=== Exercise goal ===
Gather all lines from the material that contain the word "Disk".

=== Provided data ===
=-=-=-=-=
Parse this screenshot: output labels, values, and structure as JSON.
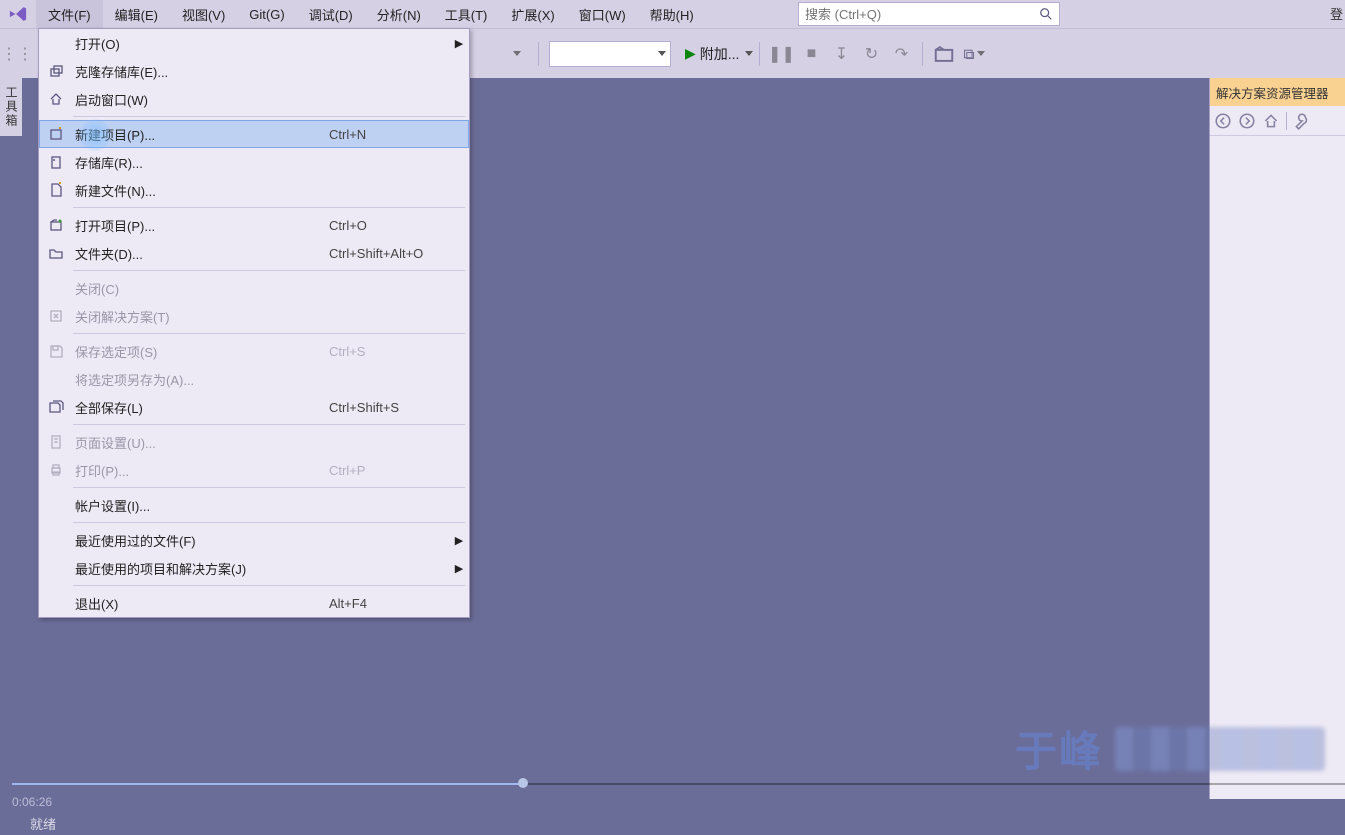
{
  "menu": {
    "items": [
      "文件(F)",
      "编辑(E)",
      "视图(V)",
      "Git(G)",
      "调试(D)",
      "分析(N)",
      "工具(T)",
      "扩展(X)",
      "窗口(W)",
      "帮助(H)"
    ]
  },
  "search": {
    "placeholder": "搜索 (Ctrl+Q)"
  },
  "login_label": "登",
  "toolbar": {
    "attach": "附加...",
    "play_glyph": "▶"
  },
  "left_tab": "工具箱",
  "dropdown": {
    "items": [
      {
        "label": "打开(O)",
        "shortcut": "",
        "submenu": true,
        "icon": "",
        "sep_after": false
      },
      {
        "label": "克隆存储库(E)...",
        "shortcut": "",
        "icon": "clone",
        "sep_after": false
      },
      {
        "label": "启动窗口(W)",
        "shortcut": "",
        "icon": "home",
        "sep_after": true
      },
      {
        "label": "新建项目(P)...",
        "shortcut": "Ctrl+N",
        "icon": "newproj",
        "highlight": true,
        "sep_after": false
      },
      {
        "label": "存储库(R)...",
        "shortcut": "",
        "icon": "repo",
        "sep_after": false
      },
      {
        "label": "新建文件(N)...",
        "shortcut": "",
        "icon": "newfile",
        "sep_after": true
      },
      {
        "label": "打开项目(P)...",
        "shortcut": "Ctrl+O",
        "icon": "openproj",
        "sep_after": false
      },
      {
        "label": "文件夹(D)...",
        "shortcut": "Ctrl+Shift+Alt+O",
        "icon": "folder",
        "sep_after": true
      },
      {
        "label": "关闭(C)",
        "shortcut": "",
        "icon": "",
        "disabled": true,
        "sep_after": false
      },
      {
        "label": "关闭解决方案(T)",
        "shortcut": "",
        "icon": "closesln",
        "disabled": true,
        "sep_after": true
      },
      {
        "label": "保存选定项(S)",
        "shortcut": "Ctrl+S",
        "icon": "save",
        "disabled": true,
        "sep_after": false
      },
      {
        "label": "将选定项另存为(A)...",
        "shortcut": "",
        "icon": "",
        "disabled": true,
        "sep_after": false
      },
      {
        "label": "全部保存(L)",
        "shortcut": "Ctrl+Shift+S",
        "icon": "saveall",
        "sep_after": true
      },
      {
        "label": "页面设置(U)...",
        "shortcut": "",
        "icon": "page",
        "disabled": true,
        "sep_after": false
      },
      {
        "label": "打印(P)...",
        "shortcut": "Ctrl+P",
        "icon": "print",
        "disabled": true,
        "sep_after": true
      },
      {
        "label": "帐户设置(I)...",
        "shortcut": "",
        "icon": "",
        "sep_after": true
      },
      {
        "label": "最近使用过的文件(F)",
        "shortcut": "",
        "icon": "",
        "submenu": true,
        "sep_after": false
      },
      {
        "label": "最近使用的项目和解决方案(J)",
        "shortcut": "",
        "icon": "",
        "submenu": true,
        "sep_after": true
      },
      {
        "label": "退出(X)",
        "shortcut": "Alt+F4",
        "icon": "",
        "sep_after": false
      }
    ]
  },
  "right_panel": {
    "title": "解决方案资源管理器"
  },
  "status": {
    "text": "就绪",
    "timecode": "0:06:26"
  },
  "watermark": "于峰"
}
=-=-=-=-=
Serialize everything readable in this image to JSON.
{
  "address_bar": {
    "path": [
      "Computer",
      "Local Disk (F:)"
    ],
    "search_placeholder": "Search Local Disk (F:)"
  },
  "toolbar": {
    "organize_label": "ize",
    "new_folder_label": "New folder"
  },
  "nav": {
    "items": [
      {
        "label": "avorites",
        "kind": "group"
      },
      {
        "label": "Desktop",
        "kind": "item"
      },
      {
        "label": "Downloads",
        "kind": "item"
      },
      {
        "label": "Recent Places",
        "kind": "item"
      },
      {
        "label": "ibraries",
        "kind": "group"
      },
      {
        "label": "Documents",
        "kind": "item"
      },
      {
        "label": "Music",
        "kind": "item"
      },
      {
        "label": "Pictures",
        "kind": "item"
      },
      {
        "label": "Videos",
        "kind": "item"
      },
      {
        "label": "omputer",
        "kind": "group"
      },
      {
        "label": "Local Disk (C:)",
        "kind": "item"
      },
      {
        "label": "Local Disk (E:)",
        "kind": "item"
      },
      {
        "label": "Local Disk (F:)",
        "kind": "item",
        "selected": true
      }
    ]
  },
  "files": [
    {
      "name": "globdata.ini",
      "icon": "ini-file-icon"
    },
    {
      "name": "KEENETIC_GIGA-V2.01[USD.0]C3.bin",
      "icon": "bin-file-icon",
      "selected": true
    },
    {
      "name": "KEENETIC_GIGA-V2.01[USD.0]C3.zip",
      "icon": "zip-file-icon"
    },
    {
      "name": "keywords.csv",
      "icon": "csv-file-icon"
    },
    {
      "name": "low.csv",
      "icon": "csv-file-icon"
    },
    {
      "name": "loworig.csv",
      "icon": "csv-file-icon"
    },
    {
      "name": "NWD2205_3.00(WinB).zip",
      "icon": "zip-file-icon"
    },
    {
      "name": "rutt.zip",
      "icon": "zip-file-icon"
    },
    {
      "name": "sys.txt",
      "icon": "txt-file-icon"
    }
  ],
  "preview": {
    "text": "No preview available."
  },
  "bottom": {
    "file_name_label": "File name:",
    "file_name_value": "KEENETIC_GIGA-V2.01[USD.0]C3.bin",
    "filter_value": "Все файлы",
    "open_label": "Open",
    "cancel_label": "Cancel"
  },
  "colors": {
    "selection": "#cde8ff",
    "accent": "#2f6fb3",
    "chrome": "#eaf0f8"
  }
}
=-=-=-=-=
=== Exercise answer ===
      "Local Disk (F:)"
    "search_placeholder": "Search Local Disk (F:)"
        "label": "Local Disk (C:)",
        "label": "Local Disk (E:)",
        "label": "Local Disk (F:)",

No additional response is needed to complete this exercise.